TASK BRIEF: Look through the data for the string "Compute". Copy every line where it is found.

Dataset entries
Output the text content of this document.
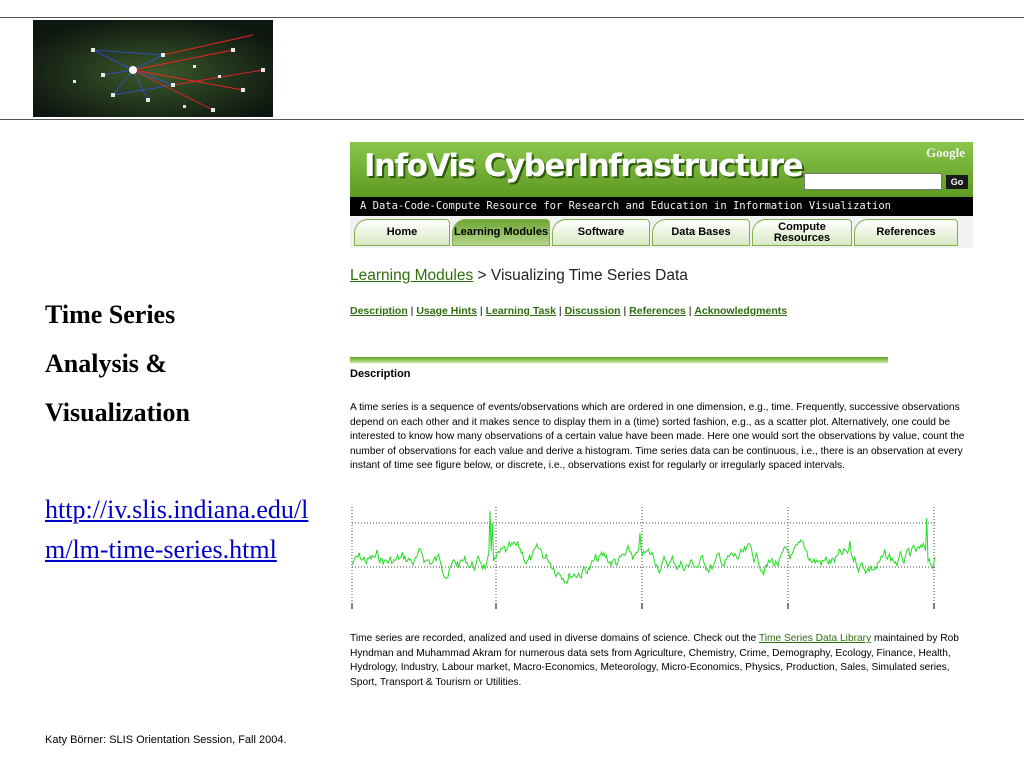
Time Series
Analysis &
Visualization
http://iv.slis.indiana.edu/lm/lm-time-series.html
Katy Börner: SLIS Orientation Session, Fall 2004.
InfoVis CyberInfrastructure	Google
Go
A Data-Code-Compute Resource for Research and Education in Information Visualization
Home	Learning Modules	Software	Data Bases	Compute Resources	References
Learning Modules > Visualizing Time Series Data
Description | Usage Hints | Learning Task | Discussion | References | Acknowledgments
Description
A time series is a sequence of events/observations which are ordered in one dimension, e.g., time. Frequently, successive observations depend on each other and it makes sence to display them in a (time) sorted fashion, e.g., as a scatter plot. Alternatively, one could be interested to know how many observations of a certain value have been made. Here one would sort the observations by value, count the number of observations for each value and derive a histogram. Time series data can be continuous, i.e., there is an observation at every instant of time see figure below, or discrete, i.e., observations exist for regularly or irregularly spaced intervals.
Time series are recorded, analized and used in diverse domains of science. Check out the Time Series Data Library maintained by Rob Hyndman and Muhammad Akram for numerous data sets from Agriculture, Chemistry, Crime, Demography, Ecology, Finance, Health, Hydrology, Industry, Labour market, Macro-Economics, Meteorology, Micro-Economics, Physics, Production, Sales, Simulated series, Sport, Transport & Tourism or Utilities.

EXERCISE ANSWER:
A Data-Code-Compute Resource for Research and Education in Information Visualization
Home	Learning Modules	Software	Data Bases	Compute Resources	References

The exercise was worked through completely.